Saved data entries
-- Begin --

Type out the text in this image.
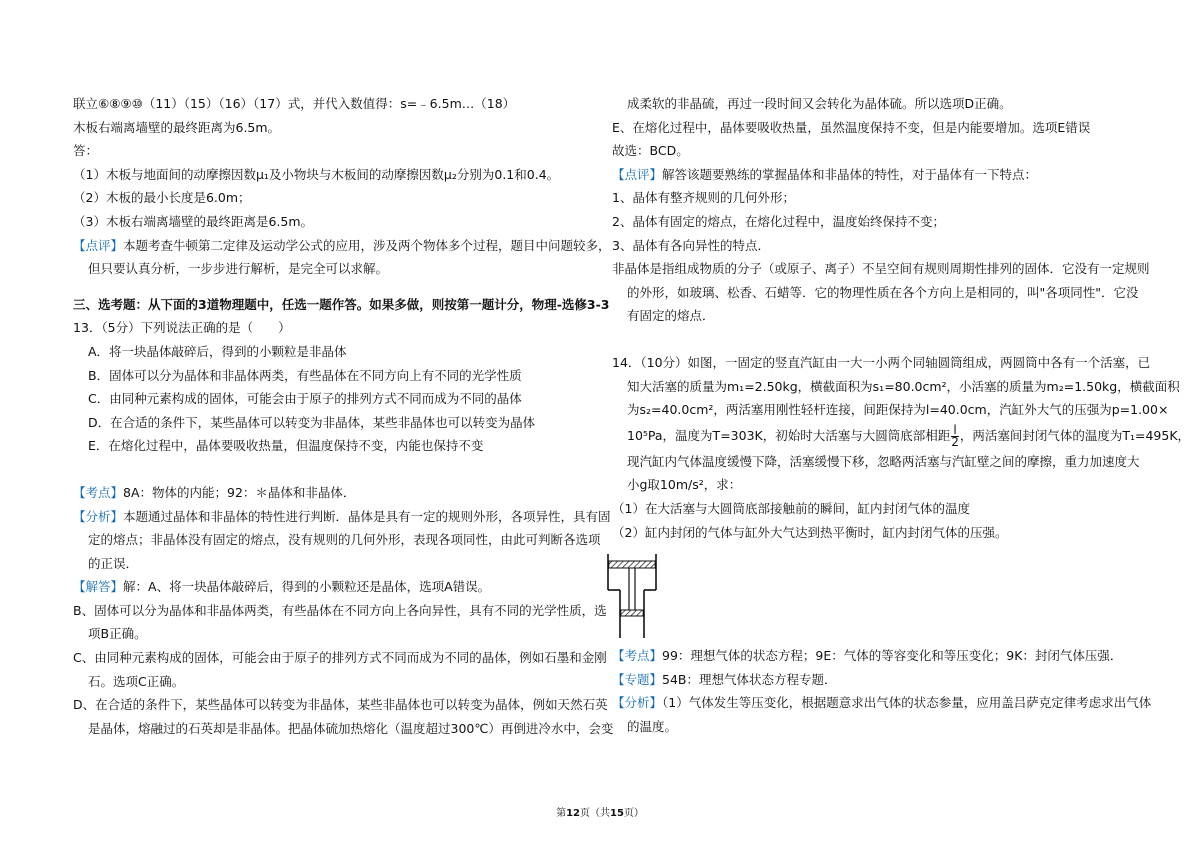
联立⑥⑧⑨⑩（11）（15）（16）（17）式，并代入数值得：s=﹣6.5m…（18）
木板右端离墙壁的最终距离为6.5m。
答：
（1）木板与地面间的动摩擦因数μ₁及小物块与木板间的动摩擦因数μ₂分别为0.1和0.4。
（2）木板的最小长度是6.0m；
（3）木板右端离墙壁的最终距离是6.5m。
【点评】本题考查牛顿第二定律及运动学公式的应用，涉及两个物体多个过程，题目中问题较多，
但只要认真分析，一步步进行解析，是完全可以求解。
三、选考题：从下面的3道物理题中，任选一题作答。如果多做，则按第一题计分，物理-选修3-3
13．（5分）下列说法正确的是（　　）
A．将一块晶体敲碎后，得到的小颗粒是非晶体
B．固体可以分为晶体和非晶体两类，有些晶体在不同方向上有不同的光学性质
C．由同种元素构成的固体，可能会由于原子的排列方式不同而成为不同的晶体
D．在合适的条件下，某些晶体可以转变为非晶体，某些非晶体也可以转变为晶体
E．在熔化过程中，晶体要吸收热量，但温度保持不变，内能也保持不变
【考点】8A：物体的内能；92：＊晶体和非晶体．
【分析】本题通过晶体和非晶体的特性进行判断．晶体是具有一定的规则外形，各项异性，具有固
定的熔点；非晶体没有固定的熔点，没有规则的几何外形，表现各项同性，由此可判断各选项
的正误．
【解答】解：A、将一块晶体敲碎后，得到的小颗粒还是晶体，选项A错误。
B、固体可以分为晶体和非晶体两类，有些晶体在不同方向上各向异性，具有不同的光学性质，选
项B正确。
C、由同种元素构成的固体，可能会由于原子的排列方式不同而成为不同的晶体，例如石墨和金刚
石。选项C正确。
D、在合适的条件下，某些晶体可以转变为非晶体，某些非晶体也可以转变为晶体，例如天然石英
是晶体，熔融过的石英却是非晶体。把晶体硫加热熔化（温度超过300℃）再倒进冷水中，会变
成柔软的非晶硫，再过一段时间又会转化为晶体硫。所以选项D正确。
E、在熔化过程中，晶体要吸收热量，虽然温度保持不变，但是内能要增加。选项E错误
故选：BCD。
【点评】解答该题要熟练的掌握晶体和非晶体的特性，对于晶体有一下特点：
1、晶体有整齐规则的几何外形；
2、晶体有固定的熔点，在熔化过程中，温度始终保持不变；
3、晶体有各向异性的特点．
非晶体是指组成物质的分子（或原子、离子）不呈空间有规则周期性排列的固体．它没有一定规则
的外形，如玻璃、松香、石蜡等．它的物理性质在各个方向上是相同的，叫"各项同性"．它没
有固定的熔点．
14．（10分）如图，一固定的竖直汽缸由一大一小两个同轴圆筒组成，两圆筒中各有一个活塞，已
知大活塞的质量为m₁=2.50kg，横截面积为s₁=80.0cm²，小活塞的质量为m₂=1.50kg，横截面积
为s₂=40.0cm²，两活塞用刚性轻杆连接，间距保持为l=40.0cm，汽缸外大气的压强为p=1.00×
10⁵Pa，温度为T=303K，初始时大活塞与大圆筒底部相距 $\frac{l}{2}$ ，两活塞间封闭气体的温度为T₁=495K，
现汽缸内气体温度缓慢下降，活塞缓慢下移，忽略两活塞与汽缸壁之间的摩擦，重力加速度大
小g取10m/s²，求：
（1）在大活塞与大圆筒底部接触前的瞬间，缸内封闭气体的温度
（2）缸内封闭的气体与缸外大气达到热平衡时，缸内封闭气体的压强。
【考点】99：理想气体的状态方程；9E：气体的等容变化和等压变化；9K：封闭气体压强．
【专题】54B：理想气体状态方程专题．
【分析】（1）气体发生等压变化，根据题意求出气体的状态参量，应用盖吕萨克定律考虑求出气体
的温度。
第12页（共15页）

-- End --

- The request:
Copy every line of the data word for word, omitting the images.

- Solution to the exercise:
Type out the text in this image.
联立⑥⑧⑨⑩（11）（15）（16）（17）式，并代入数值得：s=﹣6.5m…（18）
木板右端离墙壁的最终距离为6.5m。
答：
（1）木板与地面间的动摩擦因数μ₁及小物块与木板间的动摩擦因数μ₂分别为0.1和0.4。
（2）木板的最小长度是6.0m；
（3）木板右端离墙壁的最终距离是6.5m。
【点评】本题考查牛顿第二定律及运动学公式的应用，涉及两个物体多个过程，题目中问题较多，
但只要认真分析，一步步进行解析，是完全可以求解。
三、选考题：从下面的3道物理题中，任选一题作答。如果多做，则按第一题计分，物理-选修3-3
13．（5分）下列说法正确的是（　　）
A．将一块晶体敲碎后，得到的小颗粒是非晶体
B．固体可以分为晶体和非晶体两类，有些晶体在不同方向上有不同的光学性质
C．由同种元素构成的固体，可能会由于原子的排列方式不同而成为不同的晶体
D．在合适的条件下，某些晶体可以转变为非晶体，某些非晶体也可以转变为晶体
E．在熔化过程中，晶体要吸收热量，但温度保持不变，内能也保持不变
【考点】8A：物体的内能；92：＊晶体和非晶体．
【分析】本题通过晶体和非晶体的特性进行判断．晶体是具有一定的规则外形，各项异性，具有固
定的熔点；非晶体没有固定的熔点，没有规则的几何外形，表现各项同性，由此可判断各选项
的正误．
【解答】解：A、将一块晶体敲碎后，得到的小颗粒还是晶体，选项A错误。
B、固体可以分为晶体和非晶体两类，有些晶体在不同方向上各向异性，具有不同的光学性质，选
项B正确。
C、由同种元素构成的固体，可能会由于原子的排列方式不同而成为不同的晶体，例如石墨和金刚
石。选项C正确。
D、在合适的条件下，某些晶体可以转变为非晶体，某些非晶体也可以转变为晶体，例如天然石英
是晶体，熔融过的石英却是非晶体。把晶体硫加热熔化（温度超过300℃）再倒进冷水中，会变
成柔软的非晶硫，再过一段时间又会转化为晶体硫。所以选项D正确。
E、在熔化过程中，晶体要吸收热量，虽然温度保持不变，但是内能要增加。选项E错误
故选：BCD。
【点评】解答该题要熟练的掌握晶体和非晶体的特性，对于晶体有一下特点：
1、晶体有整齐规则的几何外形；
2、晶体有固定的熔点，在熔化过程中，温度始终保持不变；
3、晶体有各向异性的特点．
非晶体是指组成物质的分子（或原子、离子）不呈空间有规则周期性排列的固体．它没有一定规则
的外形，如玻璃、松香、石蜡等．它的物理性质在各个方向上是相同的，叫"各项同性"．它没
有固定的熔点．
14．（10分）如图，一固定的竖直汽缸由一大一小两个同轴圆筒组成，两圆筒中各有一个活塞，已
知大活塞的质量为m₁=2.50kg，横截面积为s₁=80.0cm²，小活塞的质量为m₂=1.50kg，横截面积
为s₂=40.0cm²，两活塞用刚性轻杆连接，间距保持为l=40.0cm，汽缸外大气的压强为p=1.00×
10⁵Pa，温度为T=303K，初始时大活塞与大圆筒底部相距 $\frac{l}{2}$ ，两活塞间封闭气体的温度为T₁=495K，
现汽缸内气体温度缓慢下降，活塞缓慢下移，忽略两活塞与汽缸壁之间的摩擦，重力加速度大
小g取10m/s²，求：
（1）在大活塞与大圆筒底部接触前的瞬间，缸内封闭气体的温度
（2）缸内封闭的气体与缸外大气达到热平衡时，缸内封闭气体的压强。
【考点】99：理想气体的状态方程；9E：气体的等容变化和等压变化；9K：封闭气体压强．
【专题】54B：理想气体状态方程专题．
【分析】（1）气体发生等压变化，根据题意求出气体的状态参量，应用盖吕萨克定律考虑求出气体
的温度。
第12页（共15页）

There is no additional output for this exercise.